## STATED GOAL
An exact copy of all the data is required, with pictures left out.

## DATA LISTING
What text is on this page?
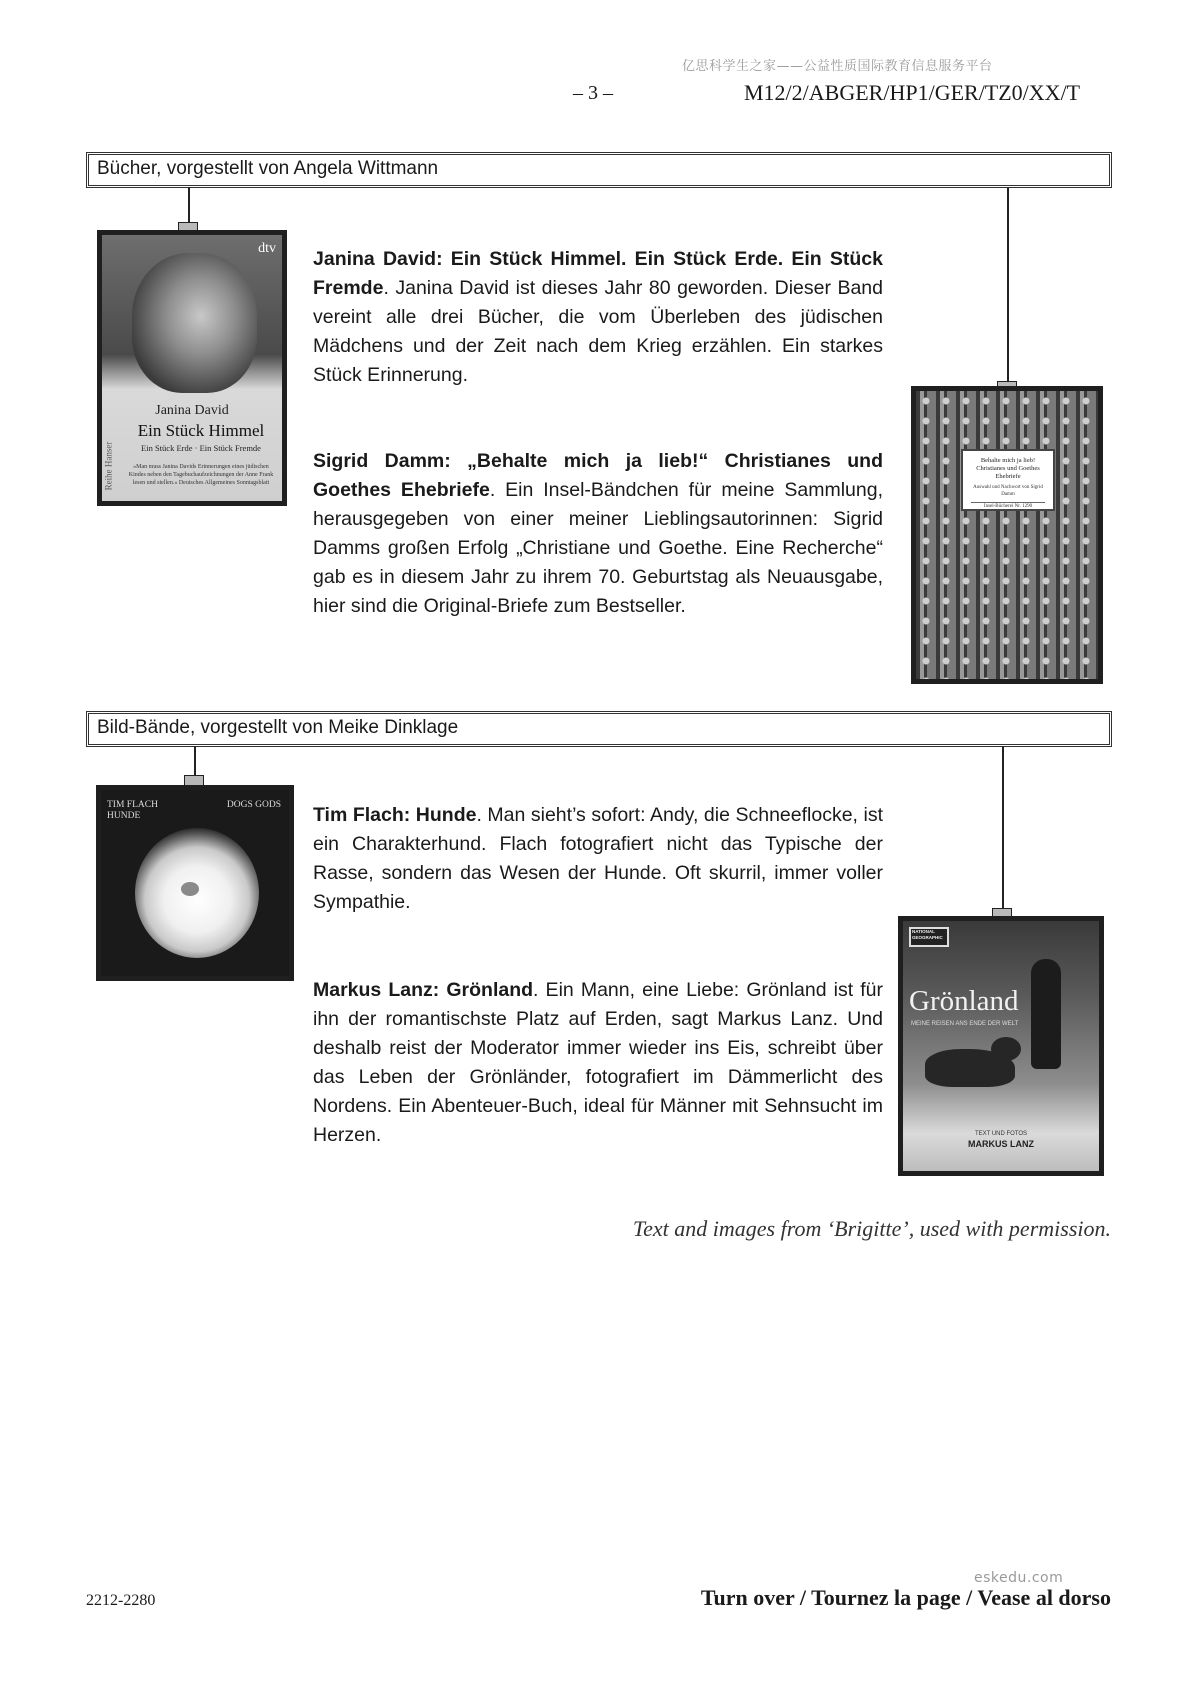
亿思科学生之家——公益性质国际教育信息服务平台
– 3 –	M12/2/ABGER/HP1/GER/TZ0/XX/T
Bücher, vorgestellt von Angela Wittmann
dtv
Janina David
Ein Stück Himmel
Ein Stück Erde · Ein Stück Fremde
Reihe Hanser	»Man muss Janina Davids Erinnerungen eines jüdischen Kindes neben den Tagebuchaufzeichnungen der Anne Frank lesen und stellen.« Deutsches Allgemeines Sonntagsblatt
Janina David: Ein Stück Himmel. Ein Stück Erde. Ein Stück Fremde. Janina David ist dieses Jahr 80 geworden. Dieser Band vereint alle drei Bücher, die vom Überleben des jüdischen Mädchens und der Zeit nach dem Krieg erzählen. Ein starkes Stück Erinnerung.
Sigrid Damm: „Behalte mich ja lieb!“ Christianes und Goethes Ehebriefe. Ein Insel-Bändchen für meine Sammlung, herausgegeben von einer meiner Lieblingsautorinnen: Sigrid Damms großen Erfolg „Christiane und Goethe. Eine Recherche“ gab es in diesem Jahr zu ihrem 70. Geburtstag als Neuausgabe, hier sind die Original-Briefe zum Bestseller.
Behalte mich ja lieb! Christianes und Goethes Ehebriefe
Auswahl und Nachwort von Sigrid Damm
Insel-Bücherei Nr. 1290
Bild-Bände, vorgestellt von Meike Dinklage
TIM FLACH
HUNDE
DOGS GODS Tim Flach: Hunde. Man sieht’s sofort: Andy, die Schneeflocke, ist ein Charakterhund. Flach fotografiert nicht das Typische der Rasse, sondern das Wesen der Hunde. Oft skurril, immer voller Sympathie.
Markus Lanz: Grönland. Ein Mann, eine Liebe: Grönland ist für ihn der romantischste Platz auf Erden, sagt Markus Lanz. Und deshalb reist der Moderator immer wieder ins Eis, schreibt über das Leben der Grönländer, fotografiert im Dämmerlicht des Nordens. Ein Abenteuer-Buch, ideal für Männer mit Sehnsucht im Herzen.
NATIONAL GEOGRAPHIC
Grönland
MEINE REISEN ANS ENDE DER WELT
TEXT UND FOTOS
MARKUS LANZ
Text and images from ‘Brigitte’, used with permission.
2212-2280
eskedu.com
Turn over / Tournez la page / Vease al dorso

## OUTPUT
What text is on this page?
亿思科学生之家——公益性质国际教育信息服务平台
– 3 –	M12/2/ABGER/HP1/GER/TZ0/XX/T
Bücher, vorgestellt von Angela Wittmann
dtv
Janina David
Ein Stück Himmel
Ein Stück Erde · Ein Stück Fremde
Reihe Hanser	»Man muss Janina Davids Erinnerungen eines jüdischen Kindes neben den Tagebuchaufzeichnungen der Anne Frank lesen und stellen.« Deutsches Allgemeines Sonntagsblatt
Janina David: Ein Stück Himmel. Ein Stück Erde. Ein Stück Fremde. Janina David ist dieses Jahr 80 geworden. Dieser Band vereint alle drei Bücher, die vom Überleben des jüdischen Mädchens und der Zeit nach dem Krieg erzählen. Ein starkes Stück Erinnerung.
Sigrid Damm: „Behalte mich ja lieb!“ Christianes und Goethes Ehebriefe. Ein Insel-Bändchen für meine Sammlung, herausgegeben von einer meiner Lieblingsautorinnen: Sigrid Damms großen Erfolg „Christiane und Goethe. Eine Recherche“ gab es in diesem Jahr zu ihrem 70. Geburtstag als Neuausgabe, hier sind die Original-Briefe zum Bestseller.
Behalte mich ja lieb! Christianes und Goethes Ehebriefe
Auswahl und Nachwort von Sigrid Damm
Insel-Bücherei Nr. 1290
Bild-Bände, vorgestellt von Meike Dinklage
TIM FLACH
HUNDE
DOGS GODS Tim Flach: Hunde. Man sieht’s sofort: Andy, die Schneeflocke, ist ein Charakterhund. Flach fotografiert nicht das Typische der Rasse, sondern das Wesen der Hunde. Oft skurril, immer voller Sympathie.
Markus Lanz: Grönland. Ein Mann, eine Liebe: Grönland ist für ihn der romantischste Platz auf Erden, sagt Markus Lanz. Und deshalb reist der Moderator immer wieder ins Eis, schreibt über das Leben der Grönländer, fotografiert im Dämmerlicht des Nordens. Ein Abenteuer-Buch, ideal für Männer mit Sehnsucht im Herzen.
NATIONAL GEOGRAPHIC
Grönland
MEINE REISEN ANS ENDE DER WELT
TEXT UND FOTOS
MARKUS LANZ
Text and images from ‘Brigitte’, used with permission.
2212-2280
eskedu.com
Turn over / Tournez la page / Vease al dorso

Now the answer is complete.